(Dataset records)

• • • • • • •

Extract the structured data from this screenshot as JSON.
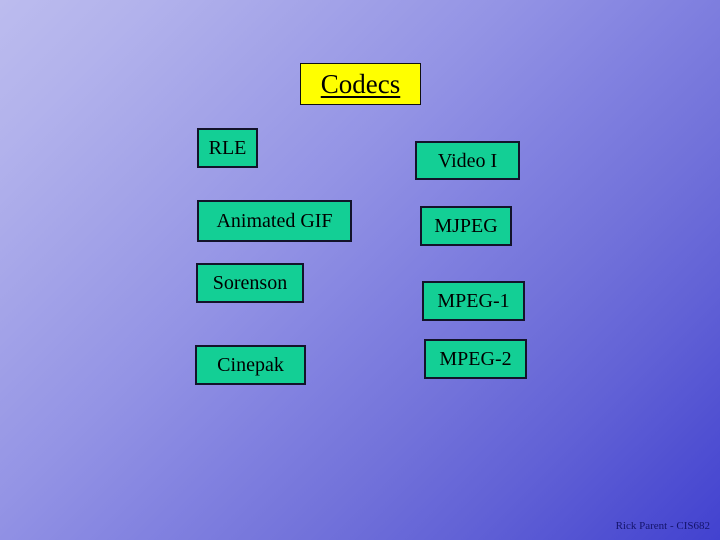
{
  "slide": {
    "title": "Codecs",
    "title_color": "#ffff00",
    "box_color": "#13cf95",
    "background_from": "#bcbcee",
    "background_to": "#4242d0",
    "footer": "Rick Parent - CIS682",
    "columns": [
      {
        "name": "left-column",
        "items": [
          {
            "label": "RLE"
          },
          {
            "label": "Animated GIF"
          },
          {
            "label": "Sorenson"
          },
          {
            "label": "Cinepak"
          }
        ]
      },
      {
        "name": "right-column",
        "items": [
          {
            "label": "Video I"
          },
          {
            "label": "MJPEG"
          },
          {
            "label": "MPEG-1"
          },
          {
            "label": "MPEG-2"
          }
        ]
      }
    ]
  }
}
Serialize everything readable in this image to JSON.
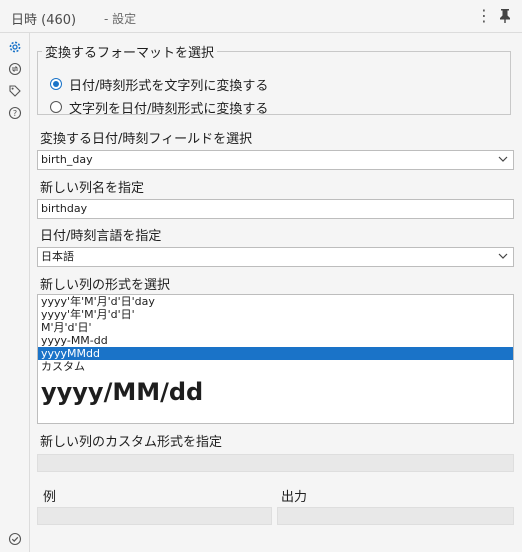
{
  "header": {
    "title": "日時 (460)",
    "subtitle": "- 設定",
    "more_icon": "kebab-icon",
    "pin_icon": "pin-icon"
  },
  "rail": {
    "icons": [
      "gear-icon",
      "arrows-icon",
      "tag-icon",
      "help-icon",
      "check-circle-icon"
    ]
  },
  "format_group": {
    "legend": "変換するフォーマットを選択",
    "options": [
      {
        "label": "日付/時刻形式を文字列に変換する",
        "selected": true
      },
      {
        "label": "文字列を日付/時刻形式に変換する",
        "selected": false
      }
    ]
  },
  "field_select": {
    "label": "変換する日付/時刻フィールドを選択",
    "value": "birth_day"
  },
  "new_column": {
    "label": "新しい列名を指定",
    "value": "birthday"
  },
  "language": {
    "label": "日付/時刻言語を指定",
    "value": "日本語"
  },
  "format_list": {
    "label": "新しい列の形式を選択",
    "options": [
      "yyyy'年'M'月'd'日'day",
      "yyyy'年'M'月'd'日'",
      "M'月'd'日'",
      "yyyy-MM-dd",
      "yyyyMMdd",
      "カスタム"
    ],
    "selected_index": 4,
    "preview": "yyyy/MM/dd"
  },
  "custom_format": {
    "label": "新しい列のカスタム形式を指定"
  },
  "example": {
    "example_label": "例",
    "output_label": "出力"
  },
  "colors": {
    "accent": "#1a73c8",
    "background": "#f5f5f5"
  }
}
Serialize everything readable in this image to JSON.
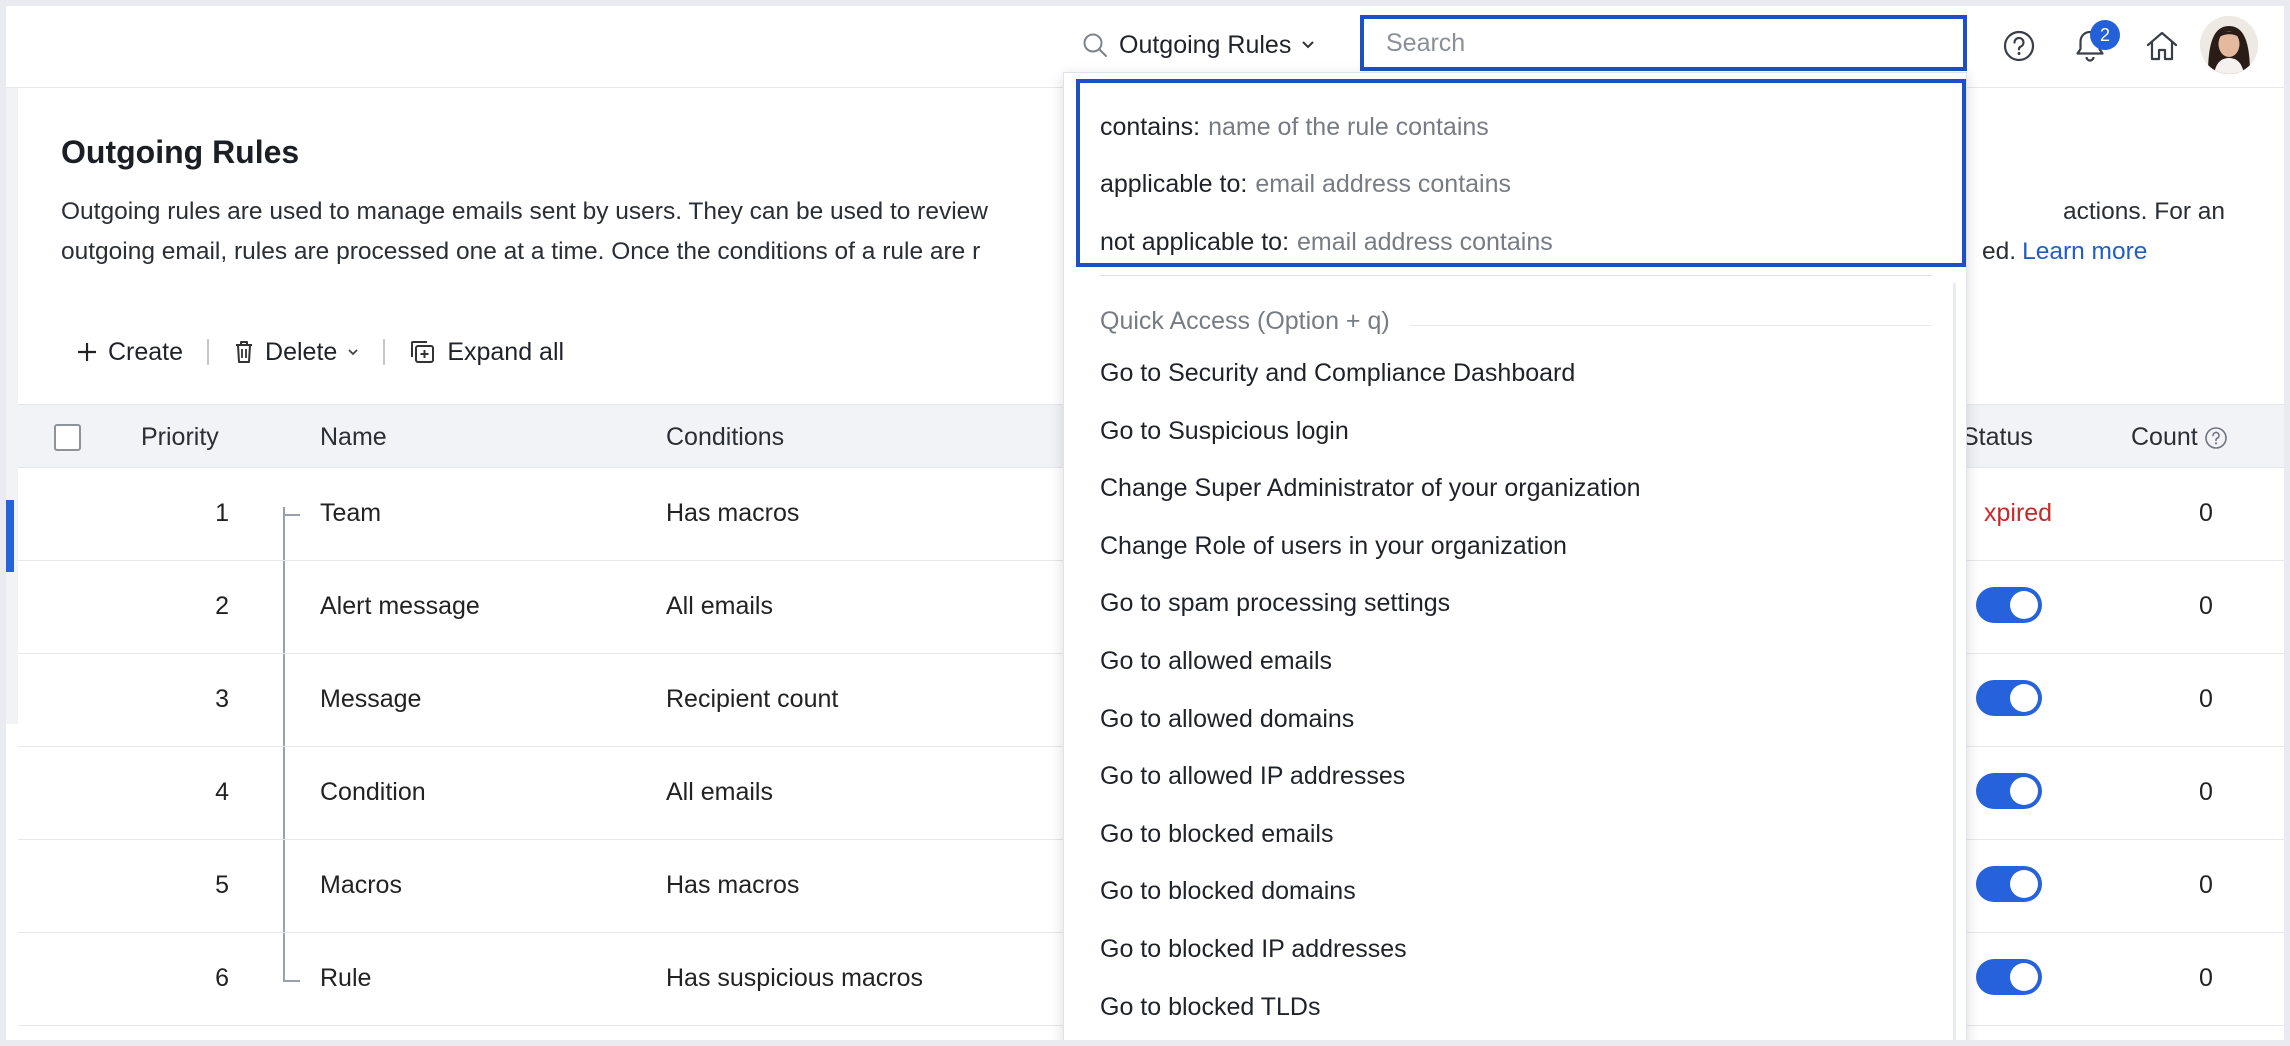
{
  "topbar": {
    "scope_label": "Outgoing Rules",
    "search_placeholder": "Search",
    "notification_count": "2"
  },
  "search_suggestions": [
    {
      "key": "contains:",
      "value": "name of the rule contains"
    },
    {
      "key": "applicable to:",
      "value": "email address contains"
    },
    {
      "key": "not applicable to:",
      "value": "email address contains"
    }
  ],
  "quick_access": {
    "title": "Quick Access (Option + q)",
    "items": [
      "Go to Security and Compliance Dashboard",
      "Go to Suspicious login",
      "Change Super Administrator of your organization",
      "Change Role of users in your organization",
      "Go to spam processing settings",
      "Go to allowed emails",
      "Go to allowed domains",
      "Go to allowed IP addresses",
      "Go to blocked emails",
      "Go to blocked domains",
      "Go to blocked IP addresses",
      "Go to blocked TLDs"
    ]
  },
  "page": {
    "title": "Outgoing Rules",
    "desc_line1_left": "Outgoing rules are used to manage emails sent by users. They can be used to review",
    "desc_line1_right": "actions. For an",
    "desc_line2_left": "outgoing email, rules are processed one at a time. Once the conditions of a rule are r",
    "desc_line2_right": "ed.",
    "learn_more": "Learn more"
  },
  "toolbar": {
    "create": "Create",
    "delete": "Delete",
    "expand_all": "Expand all"
  },
  "table": {
    "headers": {
      "priority": "Priority",
      "name": "Name",
      "conditions": "Conditions",
      "status": "Status",
      "count": "Count"
    },
    "rows": [
      {
        "priority": "1",
        "name": "Team",
        "conditions": "Has macros",
        "status": "xpired",
        "enabled": null,
        "count": "0"
      },
      {
        "priority": "2",
        "name": "Alert message",
        "conditions": "All emails",
        "status": "",
        "enabled": true,
        "count": "0"
      },
      {
        "priority": "3",
        "name": "Message",
        "conditions": "Recipient count",
        "status": "",
        "enabled": true,
        "count": "0"
      },
      {
        "priority": "4",
        "name": "Condition",
        "conditions": "All emails",
        "status": "",
        "enabled": true,
        "count": "0"
      },
      {
        "priority": "5",
        "name": "Macros",
        "conditions": "Has macros",
        "status": "",
        "enabled": true,
        "count": "0"
      },
      {
        "priority": "6",
        "name": "Rule",
        "conditions": "Has suspicious macros",
        "status": "",
        "enabled": true,
        "count": "0"
      }
    ]
  },
  "colors": {
    "accent": "#1d50c2",
    "toggle_on": "#2562db",
    "expired": "#c62a2a",
    "link": "#1f5ec9"
  }
}
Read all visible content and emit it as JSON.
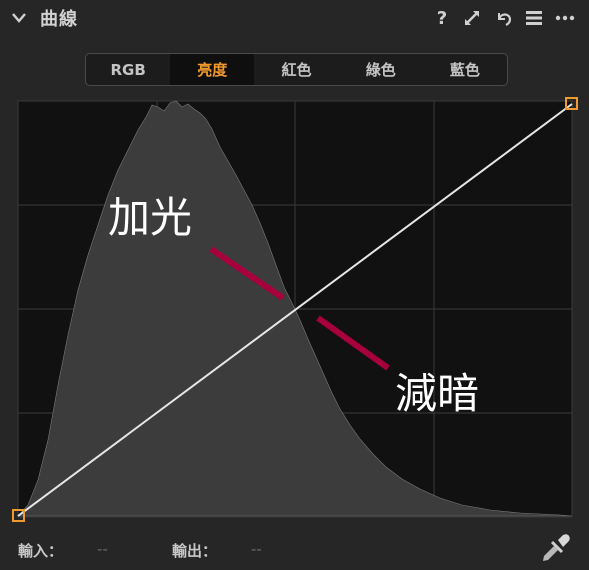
{
  "panel": {
    "title": "曲線",
    "header_icons": [
      "help-icon",
      "expand-icon",
      "reset-icon",
      "menu-icon",
      "more-icon"
    ],
    "help_glyph": "?"
  },
  "tabs": [
    {
      "label": "RGB",
      "active": false
    },
    {
      "label": "亮度",
      "active": true
    },
    {
      "label": "紅色",
      "active": false
    },
    {
      "label": "綠色",
      "active": false
    },
    {
      "label": "藍色",
      "active": false
    }
  ],
  "annotations": {
    "brighten": "加光",
    "darken": "減暗",
    "marker_color": "#a8003c"
  },
  "footer": {
    "input_label": "輸入：",
    "input_value": "--",
    "output_label": "輸出：",
    "output_value": "--"
  },
  "colors": {
    "accent": "#f0992e",
    "curve": "#e6e6e6",
    "histogram": "#3c3c3c",
    "grid": "#3a3a3a",
    "graph_bg": "#111111"
  }
}
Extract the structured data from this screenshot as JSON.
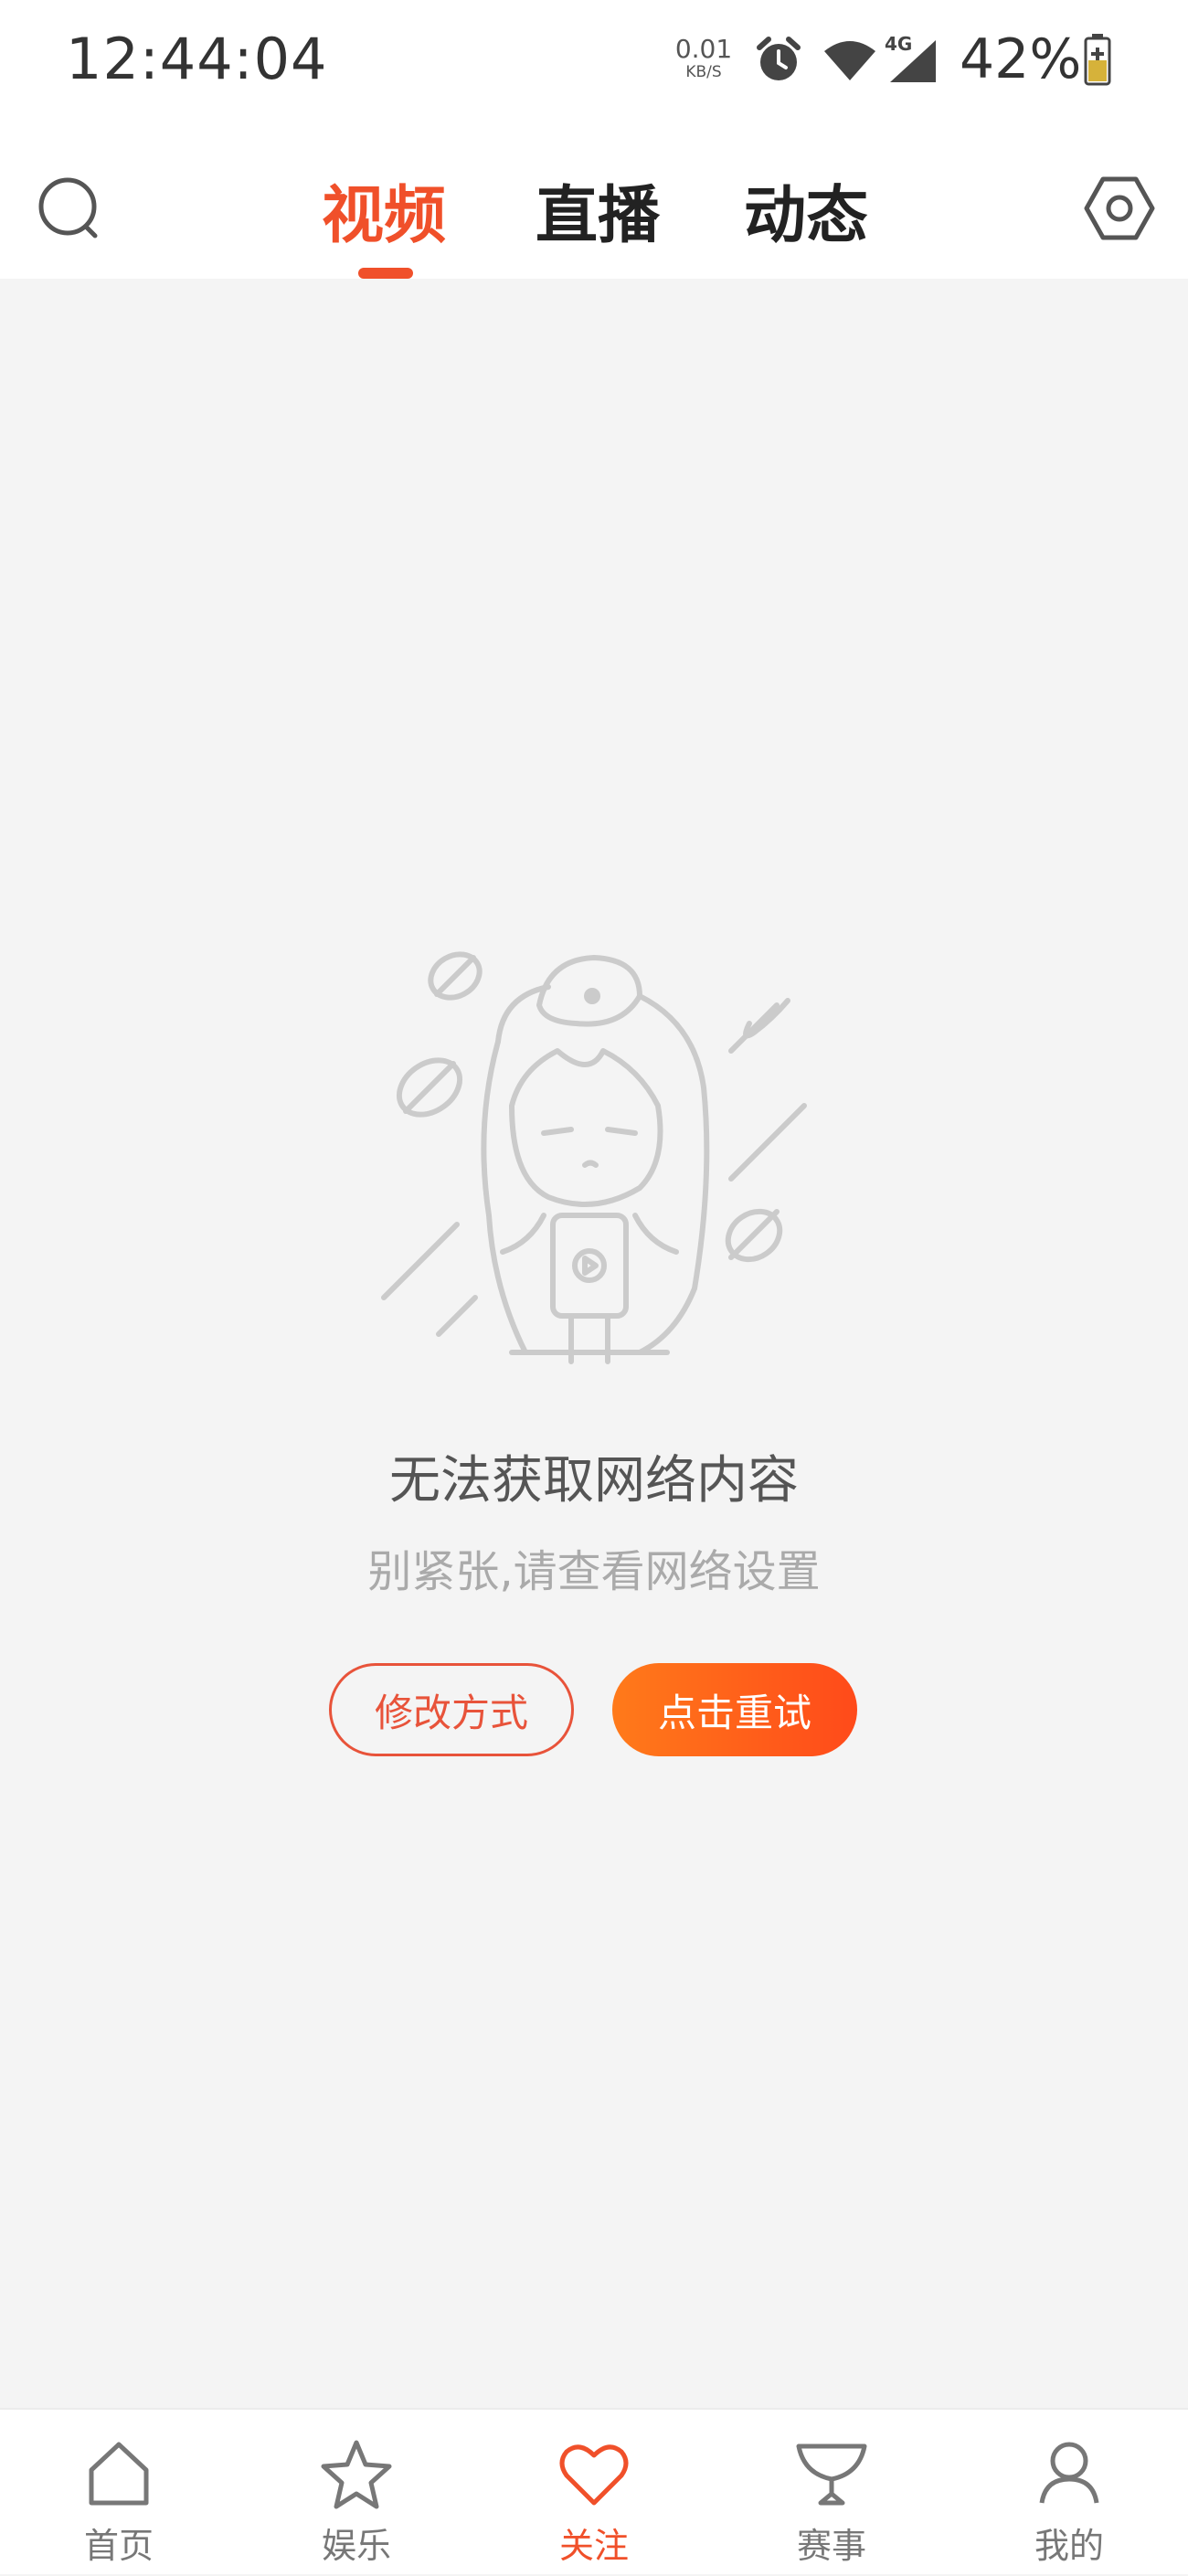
{
  "status_bar": {
    "time": "12:44:04",
    "net_speed_value": "0.01",
    "net_speed_unit": "KB/S",
    "network_type": "4G",
    "battery": "42%"
  },
  "top_nav": {
    "tabs": [
      {
        "label": "视频",
        "active": true
      },
      {
        "label": "直播",
        "active": false
      },
      {
        "label": "动态",
        "active": false
      }
    ],
    "left_icon": "search-icon",
    "right_icon": "settings-icon",
    "accent_color": "#f0502a"
  },
  "error_state": {
    "title": "无法获取网络内容",
    "subtitle": "别紧张,请查看网络设置",
    "buttons": {
      "modify": "修改方式",
      "retry": "点击重试"
    }
  },
  "bottom_nav": {
    "items": [
      {
        "label": "首页",
        "icon": "home-icon",
        "active": false
      },
      {
        "label": "娱乐",
        "icon": "star-icon",
        "active": false
      },
      {
        "label": "关注",
        "icon": "heart-icon",
        "active": true
      },
      {
        "label": "赛事",
        "icon": "trophy-icon",
        "active": false
      },
      {
        "label": "我的",
        "icon": "profile-icon",
        "active": false
      }
    ]
  }
}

• • • • • • •

* [TASK TO CARRY OUT] In the records above, how many lines contain the string "contains"? State that number only.

* [THE REPLY] 4